>>>
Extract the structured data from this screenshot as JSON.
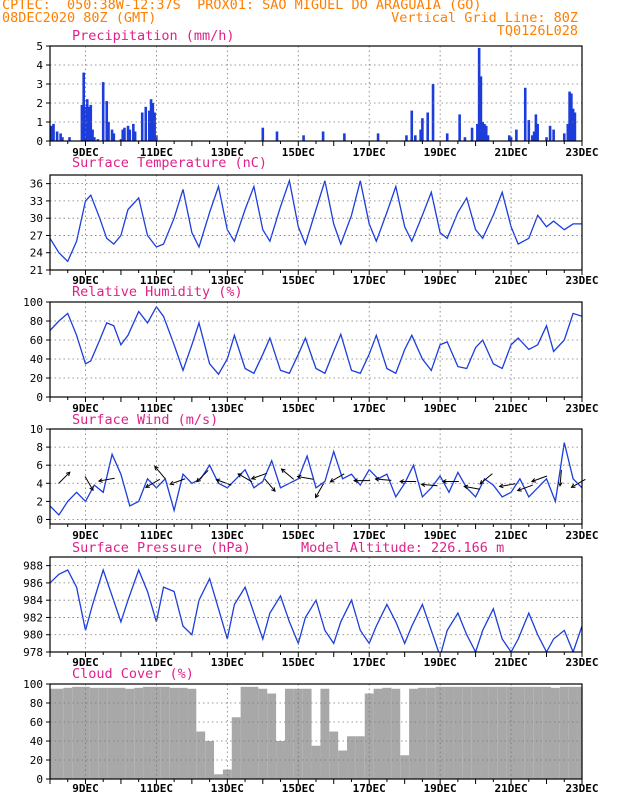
{
  "header": {
    "line1": "CPTEC:  050:38W-12:37S  PROX01: SAO MIGUEL DO ARAGUAIA (GO)",
    "line2_left": "08DEC2020 80Z (GMT)",
    "line2_right": "Vertical Grid Line: 80Z",
    "line3_right": "TQ0126L028",
    "model_altitude": "Model Altitude: 226.166 m"
  },
  "colors": {
    "header": "#ff7f00",
    "title": "#e0208a",
    "line": "#1c3ddc",
    "bar": "#1c3ddc",
    "cloud": "#a8a8a8"
  },
  "x_ticks": [
    "9DEC",
    "11DEC",
    "13DEC",
    "15DEC",
    "17DEC",
    "19DEC",
    "21DEC",
    "23DEC"
  ],
  "x_tick_pos": [
    1,
    3,
    5,
    7,
    9,
    11,
    13,
    15
  ],
  "x_range": [
    0.0,
    15.0
  ],
  "chart_data": [
    {
      "type": "bar",
      "title": "Precipitation (mm/h)",
      "ylim": [
        0,
        5
      ],
      "yticks": [
        0,
        1,
        2,
        3,
        4,
        5
      ],
      "grid": true,
      "x": [
        0.05,
        0.1,
        0.2,
        0.3,
        0.35,
        0.55,
        0.9,
        0.95,
        1.0,
        1.05,
        1.1,
        1.15,
        1.2,
        1.25,
        1.35,
        1.5,
        1.6,
        1.65,
        1.75,
        1.8,
        2.0,
        2.05,
        2.1,
        2.2,
        2.25,
        2.35,
        2.4,
        2.6,
        2.7,
        2.8,
        2.85,
        2.9,
        2.95,
        3.0,
        6.0,
        6.4,
        7.15,
        7.7,
        8.3,
        9.25,
        10.05,
        10.2,
        10.3,
        10.45,
        10.5,
        10.65,
        10.8,
        11.2,
        11.55,
        11.7,
        11.9,
        12.05,
        12.1,
        12.15,
        12.2,
        12.25,
        12.3,
        12.35,
        12.95,
        13.0,
        13.15,
        13.4,
        13.5,
        13.6,
        13.65,
        13.7,
        13.75,
        14.0,
        14.1,
        14.2,
        14.5,
        14.6,
        14.65,
        14.7,
        14.75,
        14.8
      ],
      "values": [
        0.8,
        0.9,
        0.5,
        0.4,
        0.2,
        0.2,
        1.9,
        3.6,
        1.8,
        2.2,
        1.8,
        1.9,
        0.6,
        0.2,
        0.1,
        3.1,
        2.1,
        1.0,
        0.6,
        0.4,
        0.1,
        0.6,
        0.7,
        0.8,
        0.6,
        0.9,
        0.5,
        1.5,
        1.8,
        1.6,
        2.2,
        2.0,
        1.5,
        0.3,
        0.7,
        0.5,
        0.3,
        0.5,
        0.4,
        0.4,
        0.3,
        1.6,
        0.3,
        0.6,
        1.2,
        1.5,
        3.0,
        0.4,
        1.4,
        0.2,
        0.7,
        0.9,
        4.9,
        3.4,
        1.0,
        0.9,
        0.8,
        0.3,
        0.3,
        0.2,
        0.6,
        2.8,
        1.1,
        0.3,
        0.5,
        1.4,
        0.9,
        0.2,
        0.8,
        0.6,
        0.4,
        0.9,
        2.6,
        2.5,
        1.7,
        1.5
      ]
    },
    {
      "type": "line",
      "title": "Surface Temperature (nC)",
      "ylim": [
        21,
        37.5
      ],
      "yticks": [
        21,
        24,
        27,
        30,
        33,
        36
      ],
      "grid": true,
      "x": [
        0.0,
        0.25,
        0.5,
        0.75,
        1.0,
        1.15,
        1.4,
        1.6,
        1.8,
        2.0,
        2.2,
        2.5,
        2.75,
        3.0,
        3.2,
        3.5,
        3.75,
        4.0,
        4.2,
        4.5,
        4.75,
        5.0,
        5.2,
        5.5,
        5.75,
        6.0,
        6.2,
        6.5,
        6.75,
        7.0,
        7.2,
        7.5,
        7.75,
        8.0,
        8.2,
        8.5,
        8.75,
        9.0,
        9.2,
        9.5,
        9.75,
        10.0,
        10.2,
        10.5,
        10.75,
        11.0,
        11.2,
        11.5,
        11.75,
        12.0,
        12.2,
        12.5,
        12.75,
        13.0,
        13.2,
        13.5,
        13.75,
        14.0,
        14.2,
        14.5,
        14.75,
        15.0
      ],
      "series": [
        {
          "values": [
            26.5,
            24.0,
            22.5,
            26.0,
            33.0,
            34.0,
            30.0,
            26.5,
            25.5,
            27.0,
            31.5,
            33.5,
            27.0,
            25.0,
            25.5,
            30.0,
            35.0,
            27.5,
            25.0,
            31.0,
            35.5,
            28.0,
            26.0,
            31.5,
            35.5,
            28.0,
            26.0,
            32.0,
            36.5,
            28.5,
            25.5,
            31.5,
            36.5,
            29.0,
            25.5,
            30.5,
            36.5,
            29.0,
            26.0,
            31.0,
            35.5,
            28.5,
            26.0,
            30.5,
            34.5,
            27.5,
            26.5,
            31.0,
            33.5,
            28.0,
            26.5,
            30.5,
            34.5,
            28.5,
            25.5,
            26.5,
            30.5,
            28.5,
            29.5,
            28.0,
            29.0,
            29.0
          ]
        }
      ]
    },
    {
      "type": "line",
      "title": "Relative Humidity (%)",
      "ylim": [
        0,
        100
      ],
      "yticks": [
        0,
        20,
        40,
        60,
        80,
        100
      ],
      "grid": true,
      "x": [
        0.0,
        0.25,
        0.5,
        0.75,
        1.0,
        1.15,
        1.4,
        1.6,
        1.8,
        2.0,
        2.2,
        2.5,
        2.75,
        3.0,
        3.2,
        3.5,
        3.75,
        4.0,
        4.2,
        4.5,
        4.75,
        5.0,
        5.2,
        5.5,
        5.75,
        6.0,
        6.2,
        6.5,
        6.75,
        7.0,
        7.2,
        7.5,
        7.75,
        8.0,
        8.2,
        8.5,
        8.75,
        9.0,
        9.2,
        9.5,
        9.75,
        10.0,
        10.2,
        10.5,
        10.75,
        11.0,
        11.2,
        11.5,
        11.75,
        12.0,
        12.2,
        12.5,
        12.75,
        13.0,
        13.2,
        13.5,
        13.75,
        14.0,
        14.2,
        14.5,
        14.75,
        15.0
      ],
      "series": [
        {
          "values": [
            70,
            80,
            88,
            65,
            35,
            38,
            60,
            78,
            75,
            55,
            65,
            90,
            78,
            95,
            85,
            55,
            28,
            55,
            78,
            35,
            24,
            40,
            65,
            30,
            25,
            45,
            62,
            28,
            25,
            45,
            62,
            30,
            25,
            48,
            66,
            28,
            25,
            45,
            65,
            30,
            25,
            50,
            65,
            40,
            28,
            55,
            58,
            32,
            30,
            52,
            60,
            35,
            30,
            55,
            62,
            50,
            55,
            75,
            48,
            60,
            88,
            85
          ]
        }
      ]
    },
    {
      "type": "line",
      "title": "Surface Wind (m/s)",
      "ylim": [
        -0.5,
        10
      ],
      "yticks": [
        0,
        2,
        4,
        6,
        8,
        10
      ],
      "grid": true,
      "x": [
        0.0,
        0.25,
        0.5,
        0.75,
        1.0,
        1.25,
        1.5,
        1.75,
        2.0,
        2.25,
        2.5,
        2.75,
        3.0,
        3.25,
        3.5,
        3.75,
        4.0,
        4.25,
        4.5,
        4.75,
        5.0,
        5.25,
        5.5,
        5.75,
        6.0,
        6.25,
        6.5,
        6.75,
        7.0,
        7.25,
        7.5,
        7.75,
        8.0,
        8.25,
        8.5,
        8.75,
        9.0,
        9.25,
        9.5,
        9.75,
        10.0,
        10.25,
        10.5,
        10.75,
        11.0,
        11.25,
        11.5,
        11.75,
        12.0,
        12.25,
        12.5,
        12.75,
        13.0,
        13.25,
        13.5,
        13.75,
        14.0,
        14.25,
        14.5,
        14.75,
        15.0
      ],
      "series": [
        {
          "values": [
            1.5,
            0.5,
            2.0,
            3.0,
            2.0,
            3.8,
            3.0,
            7.2,
            5.0,
            1.5,
            2.0,
            4.5,
            3.5,
            4.5,
            1.0,
            5.0,
            4.0,
            4.5,
            6.0,
            4.0,
            3.5,
            4.5,
            5.5,
            3.5,
            4.2,
            6.5,
            3.5,
            4.0,
            4.5,
            7.0,
            3.5,
            4.2,
            7.5,
            4.5,
            5.0,
            3.8,
            5.5,
            4.5,
            5.0,
            2.5,
            4.0,
            6.0,
            2.5,
            3.5,
            4.8,
            3.0,
            5.2,
            3.5,
            2.5,
            4.5,
            3.8,
            2.5,
            3.0,
            4.5,
            2.5,
            3.5,
            4.5,
            2.0,
            8.5,
            4.5,
            3.5
          ]
        }
      ],
      "arrows": [
        {
          "x": 0.4,
          "y": 4.6,
          "dir": 45
        },
        {
          "x": 1.1,
          "y": 4.0,
          "dir": 300
        },
        {
          "x": 1.6,
          "y": 4.4,
          "dir": 190
        },
        {
          "x": 2.9,
          "y": 4.0,
          "dir": 210
        },
        {
          "x": 3.1,
          "y": 5.2,
          "dir": 130
        },
        {
          "x": 3.6,
          "y": 4.2,
          "dir": 200
        },
        {
          "x": 4.3,
          "y": 4.8,
          "dir": 225
        },
        {
          "x": 4.9,
          "y": 4.1,
          "dir": 160
        },
        {
          "x": 5.5,
          "y": 4.6,
          "dir": 150
        },
        {
          "x": 5.9,
          "y": 4.8,
          "dir": 200
        },
        {
          "x": 6.2,
          "y": 3.8,
          "dir": 310
        },
        {
          "x": 6.7,
          "y": 5.0,
          "dir": 140
        },
        {
          "x": 7.2,
          "y": 4.6,
          "dir": 170
        },
        {
          "x": 7.6,
          "y": 3.2,
          "dir": 240
        },
        {
          "x": 8.1,
          "y": 4.6,
          "dir": 210
        },
        {
          "x": 8.8,
          "y": 4.3,
          "dir": 180
        },
        {
          "x": 9.4,
          "y": 4.4,
          "dir": 175
        },
        {
          "x": 10.1,
          "y": 4.2,
          "dir": 180
        },
        {
          "x": 10.7,
          "y": 3.8,
          "dir": 175
        },
        {
          "x": 11.3,
          "y": 4.2,
          "dir": 180
        },
        {
          "x": 11.9,
          "y": 3.5,
          "dir": 170
        },
        {
          "x": 12.3,
          "y": 4.5,
          "dir": 220
        },
        {
          "x": 12.9,
          "y": 3.8,
          "dir": 190
        },
        {
          "x": 13.4,
          "y": 3.5,
          "dir": 200
        },
        {
          "x": 13.8,
          "y": 4.5,
          "dir": 200
        },
        {
          "x": 14.4,
          "y": 4.6,
          "dir": 265
        },
        {
          "x": 14.9,
          "y": 4.0,
          "dir": 210
        }
      ]
    },
    {
      "type": "line",
      "title": "Surface Pressure (hPa)",
      "ylim": [
        978,
        989
      ],
      "yticks": [
        978,
        980,
        982,
        984,
        986,
        988
      ],
      "grid": true,
      "x": [
        0.0,
        0.25,
        0.5,
        0.75,
        1.0,
        1.2,
        1.5,
        1.75,
        2.0,
        2.2,
        2.5,
        2.75,
        3.0,
        3.2,
        3.5,
        3.75,
        4.0,
        4.2,
        4.5,
        4.75,
        5.0,
        5.2,
        5.5,
        5.75,
        6.0,
        6.2,
        6.5,
        6.75,
        7.0,
        7.2,
        7.5,
        7.75,
        8.0,
        8.2,
        8.5,
        8.75,
        9.0,
        9.2,
        9.5,
        9.75,
        10.0,
        10.2,
        10.5,
        10.75,
        11.0,
        11.2,
        11.5,
        11.75,
        12.0,
        12.2,
        12.5,
        12.75,
        13.0,
        13.2,
        13.5,
        13.75,
        14.0,
        14.2,
        14.5,
        14.75,
        15.0
      ],
      "series": [
        {
          "values": [
            986.0,
            987.0,
            987.5,
            985.5,
            980.5,
            983.5,
            987.5,
            984.5,
            981.5,
            984.0,
            987.5,
            985.0,
            981.5,
            985.5,
            985.0,
            981.0,
            980.0,
            984.0,
            986.5,
            983.0,
            979.5,
            983.5,
            985.5,
            982.5,
            979.5,
            982.5,
            984.5,
            981.5,
            979.0,
            982.0,
            984.0,
            980.5,
            979.0,
            981.5,
            984.0,
            980.5,
            979.0,
            981.0,
            983.5,
            981.5,
            979.0,
            981.0,
            983.5,
            980.5,
            977.5,
            980.5,
            982.5,
            980.0,
            978.0,
            980.5,
            983.0,
            979.5,
            978.0,
            979.5,
            982.5,
            980.0,
            978.0,
            979.5,
            980.5,
            978.0,
            981.0
          ]
        }
      ]
    },
    {
      "type": "bar",
      "title": "Cloud Cover (%)",
      "ylim": [
        0,
        100
      ],
      "yticks": [
        0,
        20,
        40,
        60,
        80,
        100
      ],
      "grid": true,
      "x": [
        0.0,
        0.25,
        0.5,
        0.75,
        1.0,
        1.25,
        1.5,
        1.75,
        2.0,
        2.25,
        2.5,
        2.75,
        3.0,
        3.25,
        3.5,
        3.75,
        4.0,
        4.25,
        4.5,
        4.75,
        5.0,
        5.25,
        5.5,
        5.75,
        6.0,
        6.25,
        6.5,
        6.75,
        7.0,
        7.25,
        7.5,
        7.75,
        8.0,
        8.25,
        8.5,
        8.75,
        9.0,
        9.25,
        9.5,
        9.75,
        10.0,
        10.25,
        10.5,
        10.75,
        11.0,
        11.25,
        11.5,
        11.75,
        12.0,
        12.25,
        12.5,
        12.75,
        13.0,
        13.25,
        13.5,
        13.75,
        14.0,
        14.25,
        14.5,
        14.75,
        15.0
      ],
      "values": [
        95,
        95,
        96,
        97,
        97,
        96,
        96,
        96,
        96,
        95,
        96,
        97,
        97,
        97,
        96,
        96,
        95,
        50,
        40,
        5,
        10,
        65,
        97,
        97,
        95,
        90,
        40,
        95,
        95,
        95,
        35,
        95,
        50,
        30,
        45,
        45,
        90,
        95,
        96,
        95,
        25,
        95,
        96,
        96,
        97,
        97,
        97,
        97,
        97,
        97,
        97,
        97,
        97,
        97,
        97,
        97,
        97,
        96,
        97,
        97,
        97
      ]
    }
  ]
}
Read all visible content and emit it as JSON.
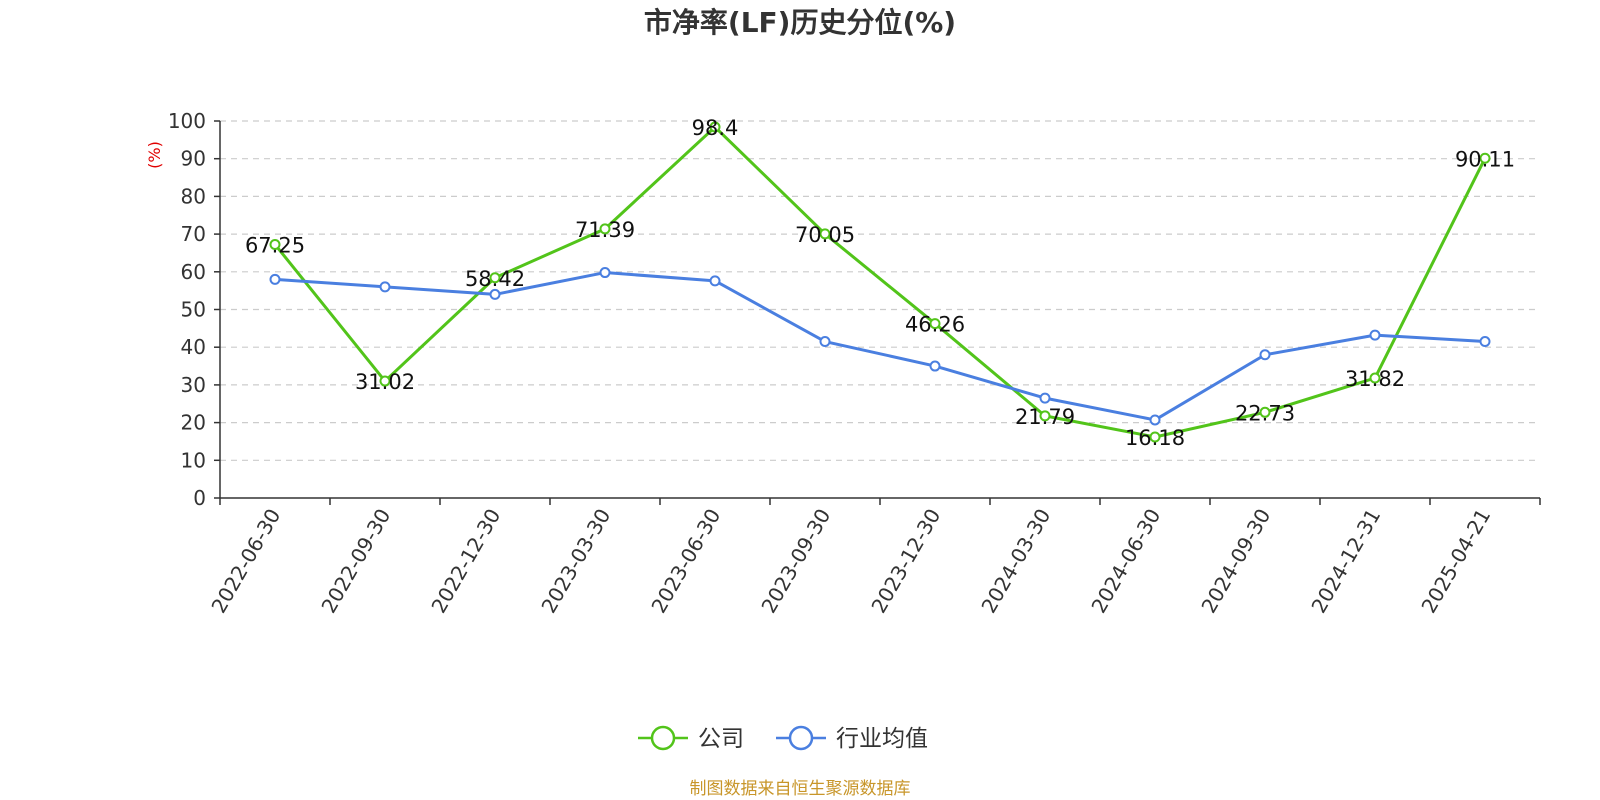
{
  "chart_data": {
    "type": "line",
    "title": "市净率(LF)历史分位(%)",
    "ylabel": "(%)",
    "ylim": [
      0,
      100
    ],
    "yticks": [
      0,
      10,
      20,
      30,
      40,
      50,
      60,
      70,
      80,
      90,
      100
    ],
    "grid": true,
    "legend_position": "bottom",
    "categories": [
      "2022-06-30",
      "2022-09-30",
      "2022-12-30",
      "2023-03-30",
      "2023-06-30",
      "2023-09-30",
      "2023-12-30",
      "2024-03-30",
      "2024-06-30",
      "2024-09-30",
      "2024-12-31",
      "2025-04-21"
    ],
    "series": [
      {
        "name": "公司",
        "color": "#52c41a",
        "labeled": true,
        "values": [
          67.25,
          31.02,
          58.42,
          71.39,
          98.4,
          70.05,
          46.26,
          21.79,
          16.18,
          22.73,
          31.82,
          90.11
        ]
      },
      {
        "name": "行业均值",
        "color": "#4a7fe0",
        "labeled": false,
        "values": [
          58,
          56,
          54,
          59.8,
          57.6,
          41.5,
          35,
          26.5,
          20.7,
          38,
          43.2,
          41.5
        ]
      }
    ]
  },
  "source_note": "制图数据来自恒生聚源数据库",
  "colors": {
    "label_unit": "#e00000",
    "source": "#c8962a",
    "axis": "#333333",
    "grid": "#cccccc"
  }
}
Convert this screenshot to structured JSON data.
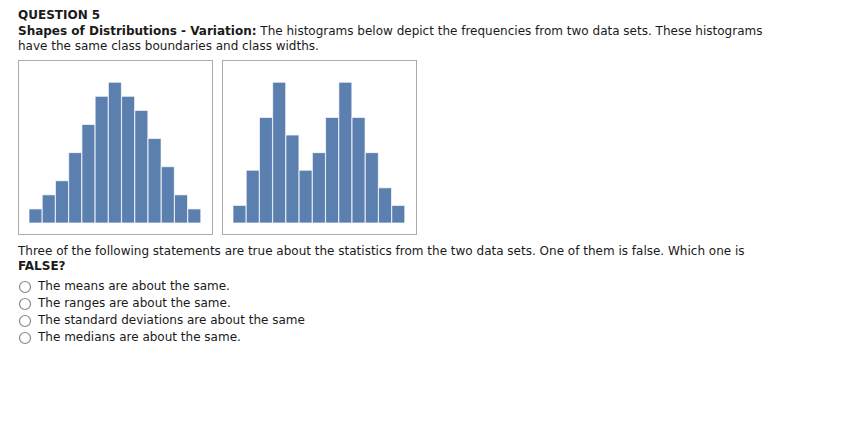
{
  "title": "QUESTION 5",
  "subtitle": "Shapes of Distributions - Variation:",
  "annotations": [
    " The histograms below depict the frequencies from two data sets. These histograms have the same class boundaries and class widths.",
    "Three of the following statements are true about the statistics from the two data sets. One of them is false. Which one is",
    "FALSE?",
    "The means are about the same.",
    "The ranges are about the same.",
    "The standard deviations are about the same",
    "The medians are about the same."
  ],
  "chart_data": [
    {
      "type": "bar",
      "values": [
        1,
        2,
        3,
        5,
        7,
        9,
        10,
        9,
        8,
        6,
        4,
        2,
        1
      ],
      "color": "#5b7faf",
      "ylim": [
        0,
        10.8
      ],
      "tick_labels": false,
      "grid": false
    },
    {
      "type": "bar",
      "values": [
        1,
        3,
        6,
        8,
        5,
        3,
        4,
        6,
        8,
        6,
        4,
        2,
        1
      ],
      "color": "#5b7faf",
      "ylim": [
        0,
        8.64
      ],
      "tick_labels": false,
      "grid": false
    }
  ]
}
<<<
Copy each line of the listing that holds the word "JSON".

Extract the structured data from this screenshot as JSON.
Read all visible content and emit it as JSON.
Convert this screenshot to structured JSON data.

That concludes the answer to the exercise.